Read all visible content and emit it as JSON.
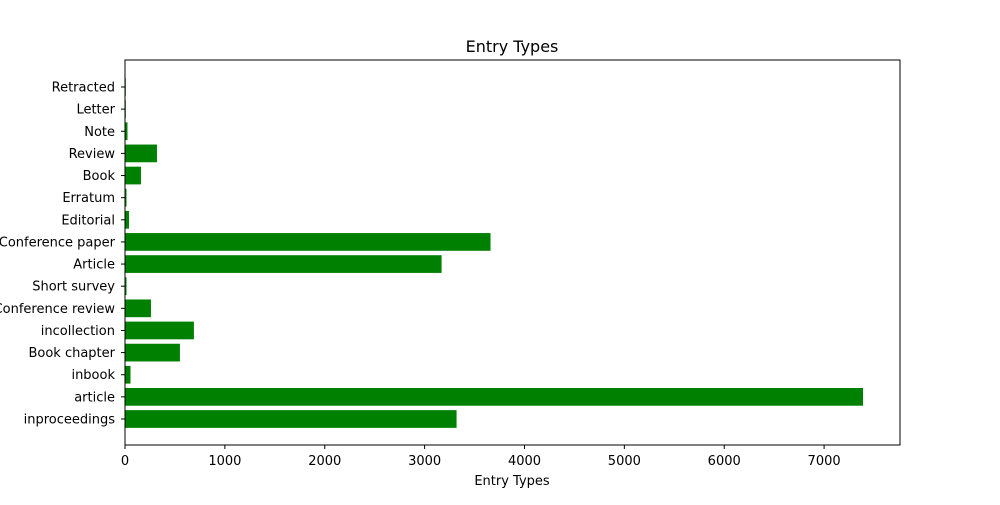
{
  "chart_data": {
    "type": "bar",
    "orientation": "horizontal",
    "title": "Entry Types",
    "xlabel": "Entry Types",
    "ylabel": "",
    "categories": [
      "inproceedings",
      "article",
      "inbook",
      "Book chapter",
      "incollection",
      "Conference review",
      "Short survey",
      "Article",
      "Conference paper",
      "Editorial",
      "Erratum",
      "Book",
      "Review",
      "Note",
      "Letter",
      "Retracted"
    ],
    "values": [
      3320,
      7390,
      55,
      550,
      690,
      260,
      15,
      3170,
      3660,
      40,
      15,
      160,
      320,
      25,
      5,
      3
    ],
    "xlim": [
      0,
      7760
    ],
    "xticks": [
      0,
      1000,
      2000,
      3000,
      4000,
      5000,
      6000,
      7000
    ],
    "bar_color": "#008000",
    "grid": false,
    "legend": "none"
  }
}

★ ★ ★ ★ ★ ★ ★

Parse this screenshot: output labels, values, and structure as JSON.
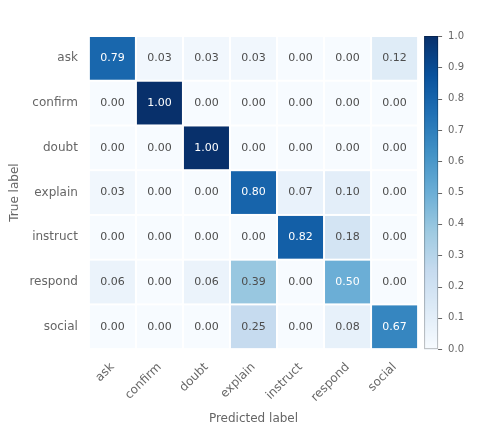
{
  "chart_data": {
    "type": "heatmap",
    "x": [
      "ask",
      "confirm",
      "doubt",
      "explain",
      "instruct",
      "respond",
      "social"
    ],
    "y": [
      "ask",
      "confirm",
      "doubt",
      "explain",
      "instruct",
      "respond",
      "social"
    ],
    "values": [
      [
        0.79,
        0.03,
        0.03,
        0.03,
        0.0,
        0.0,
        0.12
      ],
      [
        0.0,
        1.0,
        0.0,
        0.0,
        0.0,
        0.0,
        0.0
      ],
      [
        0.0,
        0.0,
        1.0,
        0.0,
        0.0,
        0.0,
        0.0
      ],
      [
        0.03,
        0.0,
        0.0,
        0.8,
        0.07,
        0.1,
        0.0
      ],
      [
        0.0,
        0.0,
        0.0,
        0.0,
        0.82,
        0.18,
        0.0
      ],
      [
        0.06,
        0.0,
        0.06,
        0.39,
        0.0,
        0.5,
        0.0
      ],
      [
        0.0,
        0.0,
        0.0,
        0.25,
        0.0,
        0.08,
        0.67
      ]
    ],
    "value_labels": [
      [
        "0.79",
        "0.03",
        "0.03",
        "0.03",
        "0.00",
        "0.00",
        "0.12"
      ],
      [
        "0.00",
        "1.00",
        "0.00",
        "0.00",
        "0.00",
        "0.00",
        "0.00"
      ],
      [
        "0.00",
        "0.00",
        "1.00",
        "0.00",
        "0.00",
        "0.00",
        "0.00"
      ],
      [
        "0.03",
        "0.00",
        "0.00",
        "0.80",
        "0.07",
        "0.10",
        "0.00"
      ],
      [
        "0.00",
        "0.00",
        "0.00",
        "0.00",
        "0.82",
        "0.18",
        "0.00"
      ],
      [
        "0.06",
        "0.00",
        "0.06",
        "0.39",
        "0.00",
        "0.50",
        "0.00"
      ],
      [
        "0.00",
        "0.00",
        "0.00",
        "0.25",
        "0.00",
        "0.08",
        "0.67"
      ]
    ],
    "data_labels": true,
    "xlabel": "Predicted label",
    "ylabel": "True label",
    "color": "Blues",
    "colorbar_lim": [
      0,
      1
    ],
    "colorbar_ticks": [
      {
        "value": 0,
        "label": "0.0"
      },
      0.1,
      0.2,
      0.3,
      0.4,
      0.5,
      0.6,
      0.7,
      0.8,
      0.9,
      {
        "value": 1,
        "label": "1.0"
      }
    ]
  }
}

★ ★ ★ ★ ★ ★ ★

◆ **Work instructions**:
Identify all lines in the records above with the word "Types".

◆ **Task output**:
    "title": "Entry Types",
    "xlabel": "Entry Types",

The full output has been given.